• _Task details_
Pull out every line below holding the word "HALF".

++++ Supplied entries

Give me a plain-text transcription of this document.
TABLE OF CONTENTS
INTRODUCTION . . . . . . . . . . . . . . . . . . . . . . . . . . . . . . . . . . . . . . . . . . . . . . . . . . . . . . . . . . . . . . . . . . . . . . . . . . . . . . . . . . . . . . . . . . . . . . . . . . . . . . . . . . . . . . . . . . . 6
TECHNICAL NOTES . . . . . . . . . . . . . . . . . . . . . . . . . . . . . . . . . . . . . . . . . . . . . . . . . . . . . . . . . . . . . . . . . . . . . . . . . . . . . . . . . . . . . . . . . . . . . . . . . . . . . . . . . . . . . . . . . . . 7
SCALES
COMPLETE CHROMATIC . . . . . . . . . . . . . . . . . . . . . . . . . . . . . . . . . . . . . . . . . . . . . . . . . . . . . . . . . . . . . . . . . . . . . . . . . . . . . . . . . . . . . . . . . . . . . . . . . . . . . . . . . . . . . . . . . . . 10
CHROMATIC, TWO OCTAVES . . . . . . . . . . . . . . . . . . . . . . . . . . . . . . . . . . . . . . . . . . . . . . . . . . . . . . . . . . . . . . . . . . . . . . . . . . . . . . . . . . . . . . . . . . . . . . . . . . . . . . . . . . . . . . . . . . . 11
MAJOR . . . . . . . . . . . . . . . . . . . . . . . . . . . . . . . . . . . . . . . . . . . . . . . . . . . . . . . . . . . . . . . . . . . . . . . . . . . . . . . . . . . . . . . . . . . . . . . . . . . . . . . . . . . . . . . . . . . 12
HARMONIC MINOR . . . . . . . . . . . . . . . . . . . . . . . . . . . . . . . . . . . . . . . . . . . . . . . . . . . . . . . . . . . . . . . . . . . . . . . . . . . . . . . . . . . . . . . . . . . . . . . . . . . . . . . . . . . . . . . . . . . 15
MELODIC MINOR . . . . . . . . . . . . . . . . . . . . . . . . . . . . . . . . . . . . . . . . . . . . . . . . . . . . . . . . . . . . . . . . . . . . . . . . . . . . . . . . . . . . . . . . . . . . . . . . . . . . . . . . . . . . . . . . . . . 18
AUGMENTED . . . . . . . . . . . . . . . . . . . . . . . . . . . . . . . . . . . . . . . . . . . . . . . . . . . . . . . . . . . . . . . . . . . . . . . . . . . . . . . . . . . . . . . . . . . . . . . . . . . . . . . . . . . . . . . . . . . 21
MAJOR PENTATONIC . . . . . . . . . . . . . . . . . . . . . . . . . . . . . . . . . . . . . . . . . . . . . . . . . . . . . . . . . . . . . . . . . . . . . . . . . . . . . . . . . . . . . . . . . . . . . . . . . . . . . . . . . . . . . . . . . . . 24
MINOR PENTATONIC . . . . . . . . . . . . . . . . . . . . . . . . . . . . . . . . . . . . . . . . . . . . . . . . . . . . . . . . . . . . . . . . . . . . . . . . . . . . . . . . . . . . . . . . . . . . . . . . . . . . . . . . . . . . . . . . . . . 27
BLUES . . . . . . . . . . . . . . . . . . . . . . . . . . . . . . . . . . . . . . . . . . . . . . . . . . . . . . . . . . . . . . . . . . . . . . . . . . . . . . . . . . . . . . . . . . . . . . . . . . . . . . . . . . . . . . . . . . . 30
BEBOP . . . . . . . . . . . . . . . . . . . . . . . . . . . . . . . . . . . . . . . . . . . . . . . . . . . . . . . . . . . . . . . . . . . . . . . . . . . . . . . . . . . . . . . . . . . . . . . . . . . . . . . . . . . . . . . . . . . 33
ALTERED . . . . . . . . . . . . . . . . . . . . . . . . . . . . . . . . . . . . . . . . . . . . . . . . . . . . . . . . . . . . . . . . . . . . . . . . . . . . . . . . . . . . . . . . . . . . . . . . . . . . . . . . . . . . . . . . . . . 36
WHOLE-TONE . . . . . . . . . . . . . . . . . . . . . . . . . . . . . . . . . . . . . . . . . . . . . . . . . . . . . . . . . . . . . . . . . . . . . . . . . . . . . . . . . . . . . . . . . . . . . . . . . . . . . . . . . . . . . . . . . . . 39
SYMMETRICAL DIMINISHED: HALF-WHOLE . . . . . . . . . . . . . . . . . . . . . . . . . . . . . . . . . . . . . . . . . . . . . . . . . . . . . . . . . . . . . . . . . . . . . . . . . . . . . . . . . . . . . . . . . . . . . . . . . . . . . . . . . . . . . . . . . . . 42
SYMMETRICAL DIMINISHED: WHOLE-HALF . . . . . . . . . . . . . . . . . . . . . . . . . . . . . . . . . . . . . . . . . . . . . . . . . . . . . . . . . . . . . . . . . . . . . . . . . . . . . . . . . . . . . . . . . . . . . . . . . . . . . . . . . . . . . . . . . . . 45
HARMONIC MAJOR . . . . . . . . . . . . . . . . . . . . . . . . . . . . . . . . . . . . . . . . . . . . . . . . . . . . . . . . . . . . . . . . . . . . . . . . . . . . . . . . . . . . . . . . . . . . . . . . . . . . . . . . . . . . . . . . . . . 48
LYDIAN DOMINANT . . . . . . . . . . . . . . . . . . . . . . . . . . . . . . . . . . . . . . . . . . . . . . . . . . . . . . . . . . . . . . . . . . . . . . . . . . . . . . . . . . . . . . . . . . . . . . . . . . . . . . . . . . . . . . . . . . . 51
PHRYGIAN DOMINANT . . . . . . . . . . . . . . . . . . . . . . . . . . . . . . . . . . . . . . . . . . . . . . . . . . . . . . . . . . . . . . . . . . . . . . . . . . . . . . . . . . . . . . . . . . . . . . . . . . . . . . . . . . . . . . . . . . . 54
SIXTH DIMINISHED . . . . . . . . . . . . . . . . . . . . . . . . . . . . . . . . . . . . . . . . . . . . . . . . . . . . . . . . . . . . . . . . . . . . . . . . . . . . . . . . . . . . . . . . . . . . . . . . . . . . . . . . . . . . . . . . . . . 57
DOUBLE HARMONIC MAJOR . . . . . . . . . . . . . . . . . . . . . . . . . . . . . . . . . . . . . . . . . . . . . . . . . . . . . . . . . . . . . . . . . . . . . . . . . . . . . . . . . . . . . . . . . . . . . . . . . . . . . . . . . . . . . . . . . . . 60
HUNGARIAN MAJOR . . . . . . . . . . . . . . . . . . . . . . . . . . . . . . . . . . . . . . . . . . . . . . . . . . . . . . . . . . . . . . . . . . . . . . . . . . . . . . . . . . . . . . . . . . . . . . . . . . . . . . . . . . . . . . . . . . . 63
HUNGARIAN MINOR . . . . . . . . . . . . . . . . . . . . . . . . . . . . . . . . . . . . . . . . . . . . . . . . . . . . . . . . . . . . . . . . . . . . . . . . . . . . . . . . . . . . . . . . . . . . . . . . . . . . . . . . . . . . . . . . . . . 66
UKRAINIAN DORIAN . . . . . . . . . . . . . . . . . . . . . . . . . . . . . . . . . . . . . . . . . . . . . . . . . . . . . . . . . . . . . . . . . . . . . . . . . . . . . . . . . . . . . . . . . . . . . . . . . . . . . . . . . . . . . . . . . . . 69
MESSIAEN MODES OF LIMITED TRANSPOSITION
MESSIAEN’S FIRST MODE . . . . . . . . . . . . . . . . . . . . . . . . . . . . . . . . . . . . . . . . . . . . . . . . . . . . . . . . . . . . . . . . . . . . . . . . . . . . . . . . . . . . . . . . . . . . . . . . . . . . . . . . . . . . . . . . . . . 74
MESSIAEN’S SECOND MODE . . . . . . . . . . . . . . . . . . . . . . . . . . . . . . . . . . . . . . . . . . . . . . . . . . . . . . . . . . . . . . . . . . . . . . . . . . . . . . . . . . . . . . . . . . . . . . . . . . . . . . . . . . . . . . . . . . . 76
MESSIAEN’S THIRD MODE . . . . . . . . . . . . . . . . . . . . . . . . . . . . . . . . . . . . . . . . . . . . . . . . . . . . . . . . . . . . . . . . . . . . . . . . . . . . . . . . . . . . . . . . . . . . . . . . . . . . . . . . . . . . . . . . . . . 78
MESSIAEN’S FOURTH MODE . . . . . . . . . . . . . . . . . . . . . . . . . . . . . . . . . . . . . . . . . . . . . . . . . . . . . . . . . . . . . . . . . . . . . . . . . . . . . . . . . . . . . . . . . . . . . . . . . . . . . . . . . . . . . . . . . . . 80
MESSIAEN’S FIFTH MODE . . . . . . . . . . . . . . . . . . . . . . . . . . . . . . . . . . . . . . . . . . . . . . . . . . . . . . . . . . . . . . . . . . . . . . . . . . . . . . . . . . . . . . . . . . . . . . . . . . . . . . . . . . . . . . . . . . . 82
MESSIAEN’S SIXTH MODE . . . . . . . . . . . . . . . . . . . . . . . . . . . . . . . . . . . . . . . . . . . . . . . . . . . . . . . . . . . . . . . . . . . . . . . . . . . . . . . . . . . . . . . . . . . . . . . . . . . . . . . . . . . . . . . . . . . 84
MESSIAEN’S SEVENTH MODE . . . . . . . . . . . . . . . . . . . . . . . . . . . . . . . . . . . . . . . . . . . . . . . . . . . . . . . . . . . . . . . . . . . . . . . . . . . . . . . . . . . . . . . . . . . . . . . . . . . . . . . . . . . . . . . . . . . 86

++++++++

• _Exercise output_
SYMMETRICAL DIMINISHED: HALF-WHOLE . . . . . . . . . . . . . . . . . . . . . . . . . . . . . . . . . . . . . . . . . . . . . . . . . . . . . . . . . . . . . . . . . . . . . . . . . . . . . . . . . . . . . . . . . . . . . . . . . . . . . . . . . . . . . . . . . . . 42
SYMMETRICAL DIMINISHED: WHOLE-HALF . . . . . . . . . . . . . . . . . . . . . . . . . . . . . . . . . . . . . . . . . . . . . . . . . . . . . . . . . . . . . . . . . . . . . . . . . . . . . . . . . . . . . . . . . . . . . . . . . . . . . . . . . . . . . . . . . . . 45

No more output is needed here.